Goal — Copy out all the lines where "screenshot" shows up.

----- Material shown -----

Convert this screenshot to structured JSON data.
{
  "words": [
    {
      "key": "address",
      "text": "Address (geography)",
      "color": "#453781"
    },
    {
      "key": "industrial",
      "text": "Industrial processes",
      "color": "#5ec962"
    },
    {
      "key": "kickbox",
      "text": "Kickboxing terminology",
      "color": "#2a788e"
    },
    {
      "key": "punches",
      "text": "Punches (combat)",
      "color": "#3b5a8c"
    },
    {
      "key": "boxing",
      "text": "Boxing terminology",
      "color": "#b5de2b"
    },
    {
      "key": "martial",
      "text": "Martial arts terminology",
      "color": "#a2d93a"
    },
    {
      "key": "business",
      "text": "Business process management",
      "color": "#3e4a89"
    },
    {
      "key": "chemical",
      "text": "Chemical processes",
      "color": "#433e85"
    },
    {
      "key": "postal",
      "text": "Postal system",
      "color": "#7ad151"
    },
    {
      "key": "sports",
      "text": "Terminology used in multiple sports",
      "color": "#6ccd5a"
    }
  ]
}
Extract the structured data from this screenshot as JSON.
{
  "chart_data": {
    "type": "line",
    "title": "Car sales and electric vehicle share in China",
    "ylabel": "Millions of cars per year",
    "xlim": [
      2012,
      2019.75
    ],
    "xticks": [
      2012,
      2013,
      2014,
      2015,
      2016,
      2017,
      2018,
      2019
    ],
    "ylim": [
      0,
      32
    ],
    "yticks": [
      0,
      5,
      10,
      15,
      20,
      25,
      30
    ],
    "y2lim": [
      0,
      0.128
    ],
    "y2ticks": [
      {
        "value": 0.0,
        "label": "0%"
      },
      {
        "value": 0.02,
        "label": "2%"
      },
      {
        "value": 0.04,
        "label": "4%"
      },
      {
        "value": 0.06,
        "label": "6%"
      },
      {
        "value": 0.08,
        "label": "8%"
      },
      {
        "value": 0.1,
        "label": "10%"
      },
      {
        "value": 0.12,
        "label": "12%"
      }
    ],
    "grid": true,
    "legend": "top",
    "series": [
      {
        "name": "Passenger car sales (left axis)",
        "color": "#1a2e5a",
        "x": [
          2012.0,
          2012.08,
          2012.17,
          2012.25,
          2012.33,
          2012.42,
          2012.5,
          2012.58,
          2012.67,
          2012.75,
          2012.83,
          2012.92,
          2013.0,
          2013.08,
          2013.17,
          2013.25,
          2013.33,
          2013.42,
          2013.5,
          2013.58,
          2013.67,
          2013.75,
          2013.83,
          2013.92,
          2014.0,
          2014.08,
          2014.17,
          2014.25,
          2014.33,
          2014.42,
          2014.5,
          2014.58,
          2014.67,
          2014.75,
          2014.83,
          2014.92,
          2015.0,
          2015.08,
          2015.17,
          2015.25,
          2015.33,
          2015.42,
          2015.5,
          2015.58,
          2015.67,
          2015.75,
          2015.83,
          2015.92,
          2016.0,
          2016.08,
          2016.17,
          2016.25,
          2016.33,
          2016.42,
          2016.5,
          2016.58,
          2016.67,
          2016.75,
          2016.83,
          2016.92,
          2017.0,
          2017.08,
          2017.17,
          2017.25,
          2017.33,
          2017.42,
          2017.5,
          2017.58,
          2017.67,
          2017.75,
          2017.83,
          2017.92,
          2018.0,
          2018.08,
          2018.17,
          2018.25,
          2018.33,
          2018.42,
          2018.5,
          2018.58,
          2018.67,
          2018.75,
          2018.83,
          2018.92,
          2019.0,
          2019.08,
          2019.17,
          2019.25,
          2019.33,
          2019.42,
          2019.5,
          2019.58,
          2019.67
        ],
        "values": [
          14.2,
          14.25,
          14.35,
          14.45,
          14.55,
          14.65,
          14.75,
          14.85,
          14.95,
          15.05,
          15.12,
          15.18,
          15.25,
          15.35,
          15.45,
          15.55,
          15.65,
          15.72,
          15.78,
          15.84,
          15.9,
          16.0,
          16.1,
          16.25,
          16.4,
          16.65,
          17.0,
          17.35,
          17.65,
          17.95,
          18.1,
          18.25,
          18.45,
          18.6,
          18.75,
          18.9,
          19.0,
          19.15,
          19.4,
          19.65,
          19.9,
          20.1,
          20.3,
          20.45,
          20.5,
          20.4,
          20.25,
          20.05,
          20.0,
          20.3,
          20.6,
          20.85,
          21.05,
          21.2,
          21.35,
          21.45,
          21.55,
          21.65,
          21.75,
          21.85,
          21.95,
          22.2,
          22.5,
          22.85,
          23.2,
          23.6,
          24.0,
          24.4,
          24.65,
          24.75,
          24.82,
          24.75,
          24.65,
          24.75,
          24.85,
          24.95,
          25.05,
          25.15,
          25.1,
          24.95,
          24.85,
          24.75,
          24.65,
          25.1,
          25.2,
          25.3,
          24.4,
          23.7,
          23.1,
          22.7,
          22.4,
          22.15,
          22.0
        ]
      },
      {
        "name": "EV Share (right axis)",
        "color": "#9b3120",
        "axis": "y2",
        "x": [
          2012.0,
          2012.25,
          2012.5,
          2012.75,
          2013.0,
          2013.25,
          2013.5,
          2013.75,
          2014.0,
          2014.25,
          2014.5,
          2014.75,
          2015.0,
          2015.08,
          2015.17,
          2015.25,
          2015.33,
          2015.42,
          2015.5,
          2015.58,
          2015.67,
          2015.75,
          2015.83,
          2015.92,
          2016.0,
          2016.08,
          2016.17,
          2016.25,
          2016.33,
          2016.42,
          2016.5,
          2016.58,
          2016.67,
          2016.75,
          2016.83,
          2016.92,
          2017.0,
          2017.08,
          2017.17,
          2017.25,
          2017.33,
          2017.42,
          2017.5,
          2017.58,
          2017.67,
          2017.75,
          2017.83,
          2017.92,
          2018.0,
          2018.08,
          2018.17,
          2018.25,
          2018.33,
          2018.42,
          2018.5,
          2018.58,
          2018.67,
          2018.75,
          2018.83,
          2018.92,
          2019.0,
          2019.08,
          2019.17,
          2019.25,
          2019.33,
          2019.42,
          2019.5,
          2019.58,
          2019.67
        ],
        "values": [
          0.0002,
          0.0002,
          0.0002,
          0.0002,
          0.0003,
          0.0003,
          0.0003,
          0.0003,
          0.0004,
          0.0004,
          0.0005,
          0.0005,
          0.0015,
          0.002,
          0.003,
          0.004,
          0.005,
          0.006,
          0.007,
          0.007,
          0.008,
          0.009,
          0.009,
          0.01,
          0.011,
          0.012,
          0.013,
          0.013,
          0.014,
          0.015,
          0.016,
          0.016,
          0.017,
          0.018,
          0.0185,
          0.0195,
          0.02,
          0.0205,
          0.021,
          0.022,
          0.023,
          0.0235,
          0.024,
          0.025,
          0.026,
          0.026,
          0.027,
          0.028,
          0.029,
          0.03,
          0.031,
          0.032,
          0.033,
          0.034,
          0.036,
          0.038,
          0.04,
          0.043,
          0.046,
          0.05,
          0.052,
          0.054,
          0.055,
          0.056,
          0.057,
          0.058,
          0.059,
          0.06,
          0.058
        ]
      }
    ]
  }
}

-----

Correct result —
Convert this screenshot to structured JSON data.
Extract the structured data from this screenshot as JSON.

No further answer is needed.